● Records to process:
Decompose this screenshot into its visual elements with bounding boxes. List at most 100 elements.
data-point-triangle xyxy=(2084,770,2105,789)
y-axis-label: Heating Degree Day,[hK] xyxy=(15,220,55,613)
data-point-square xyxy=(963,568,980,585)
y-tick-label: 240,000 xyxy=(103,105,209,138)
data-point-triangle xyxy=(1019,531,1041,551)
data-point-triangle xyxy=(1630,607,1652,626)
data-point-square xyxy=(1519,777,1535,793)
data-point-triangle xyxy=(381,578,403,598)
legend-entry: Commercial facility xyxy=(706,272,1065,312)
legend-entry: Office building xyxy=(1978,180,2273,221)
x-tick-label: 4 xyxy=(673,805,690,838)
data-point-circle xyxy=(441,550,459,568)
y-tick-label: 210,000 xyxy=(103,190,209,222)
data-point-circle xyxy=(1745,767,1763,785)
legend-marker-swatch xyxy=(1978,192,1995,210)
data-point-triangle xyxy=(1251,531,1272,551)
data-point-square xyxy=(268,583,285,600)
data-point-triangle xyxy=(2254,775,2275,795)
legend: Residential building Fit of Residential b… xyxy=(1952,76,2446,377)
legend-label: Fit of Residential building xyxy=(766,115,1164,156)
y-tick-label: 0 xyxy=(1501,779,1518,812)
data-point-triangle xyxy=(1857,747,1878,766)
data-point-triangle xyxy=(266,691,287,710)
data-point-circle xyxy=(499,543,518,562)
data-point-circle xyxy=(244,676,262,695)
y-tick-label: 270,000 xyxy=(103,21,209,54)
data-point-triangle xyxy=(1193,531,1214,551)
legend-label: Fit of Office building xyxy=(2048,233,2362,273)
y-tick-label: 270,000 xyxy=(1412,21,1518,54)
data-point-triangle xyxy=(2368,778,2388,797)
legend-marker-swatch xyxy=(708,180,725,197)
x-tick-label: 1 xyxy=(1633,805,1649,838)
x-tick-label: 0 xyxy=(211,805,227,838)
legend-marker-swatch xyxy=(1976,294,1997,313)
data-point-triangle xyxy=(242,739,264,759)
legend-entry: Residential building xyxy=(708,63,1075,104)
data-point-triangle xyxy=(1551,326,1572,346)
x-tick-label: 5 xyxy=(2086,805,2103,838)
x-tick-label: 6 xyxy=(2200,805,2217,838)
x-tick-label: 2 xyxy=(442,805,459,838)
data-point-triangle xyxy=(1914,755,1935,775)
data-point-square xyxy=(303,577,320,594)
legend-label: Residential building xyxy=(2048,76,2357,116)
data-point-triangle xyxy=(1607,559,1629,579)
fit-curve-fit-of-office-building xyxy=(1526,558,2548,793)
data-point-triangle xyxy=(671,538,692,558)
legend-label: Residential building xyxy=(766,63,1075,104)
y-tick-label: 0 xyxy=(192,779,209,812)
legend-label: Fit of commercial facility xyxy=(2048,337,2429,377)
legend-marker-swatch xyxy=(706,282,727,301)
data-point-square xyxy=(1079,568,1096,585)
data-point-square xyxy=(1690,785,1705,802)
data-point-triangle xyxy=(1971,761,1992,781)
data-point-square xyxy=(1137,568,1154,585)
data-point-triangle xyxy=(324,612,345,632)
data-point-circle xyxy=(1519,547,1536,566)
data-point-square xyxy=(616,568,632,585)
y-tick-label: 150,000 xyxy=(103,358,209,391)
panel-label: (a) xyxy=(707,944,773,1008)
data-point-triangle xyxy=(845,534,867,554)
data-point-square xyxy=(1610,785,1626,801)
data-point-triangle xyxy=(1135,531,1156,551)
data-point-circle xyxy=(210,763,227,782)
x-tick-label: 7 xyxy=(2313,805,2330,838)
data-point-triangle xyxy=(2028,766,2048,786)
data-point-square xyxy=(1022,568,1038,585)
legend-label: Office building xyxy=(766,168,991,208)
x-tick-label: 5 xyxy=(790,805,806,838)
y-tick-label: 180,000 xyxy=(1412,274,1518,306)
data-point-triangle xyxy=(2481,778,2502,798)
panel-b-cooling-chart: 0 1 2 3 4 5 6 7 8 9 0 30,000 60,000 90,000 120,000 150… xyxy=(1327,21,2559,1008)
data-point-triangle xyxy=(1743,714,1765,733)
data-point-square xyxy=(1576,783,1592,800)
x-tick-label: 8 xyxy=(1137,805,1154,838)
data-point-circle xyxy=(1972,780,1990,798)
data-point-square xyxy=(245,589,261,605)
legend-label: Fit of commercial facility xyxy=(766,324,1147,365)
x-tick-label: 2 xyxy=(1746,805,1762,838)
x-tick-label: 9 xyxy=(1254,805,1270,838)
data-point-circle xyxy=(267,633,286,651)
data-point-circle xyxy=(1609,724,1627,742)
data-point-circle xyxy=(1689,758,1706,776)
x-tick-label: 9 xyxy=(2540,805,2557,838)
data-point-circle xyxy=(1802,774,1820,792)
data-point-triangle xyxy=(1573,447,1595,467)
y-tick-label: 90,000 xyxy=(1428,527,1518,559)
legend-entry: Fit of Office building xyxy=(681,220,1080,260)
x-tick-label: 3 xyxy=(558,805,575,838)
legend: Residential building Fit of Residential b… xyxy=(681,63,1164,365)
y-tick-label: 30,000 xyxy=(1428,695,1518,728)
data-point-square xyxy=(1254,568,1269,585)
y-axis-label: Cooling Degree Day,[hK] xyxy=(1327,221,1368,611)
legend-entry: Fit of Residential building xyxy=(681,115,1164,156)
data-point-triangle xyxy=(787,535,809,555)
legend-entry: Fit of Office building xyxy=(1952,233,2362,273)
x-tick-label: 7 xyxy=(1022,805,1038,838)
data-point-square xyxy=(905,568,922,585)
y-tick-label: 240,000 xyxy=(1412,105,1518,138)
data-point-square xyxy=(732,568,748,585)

● Problem to solve: Pull out the rows from the first one through the row containing "data-point-circle xyxy=(1745,767,1763,785)", both ends included, and copy them without any changes.

● Reply:
Decompose this screenshot into its visual elements with bounding boxes. List at most 100 elements.
data-point-triangle xyxy=(2084,770,2105,789)
y-axis-label: Heating Degree Day,[hK] xyxy=(15,220,55,613)
data-point-square xyxy=(963,568,980,585)
y-tick-label: 240,000 xyxy=(103,105,209,138)
data-point-triangle xyxy=(1019,531,1041,551)
data-point-triangle xyxy=(1630,607,1652,626)
data-point-square xyxy=(1519,777,1535,793)
data-point-triangle xyxy=(381,578,403,598)
legend-entry: Commercial facility xyxy=(706,272,1065,312)
legend-entry: Office building xyxy=(1978,180,2273,221)
x-tick-label: 4 xyxy=(673,805,690,838)
data-point-circle xyxy=(441,550,459,568)
y-tick-label: 210,000 xyxy=(103,190,209,222)
data-point-circle xyxy=(1745,767,1763,785)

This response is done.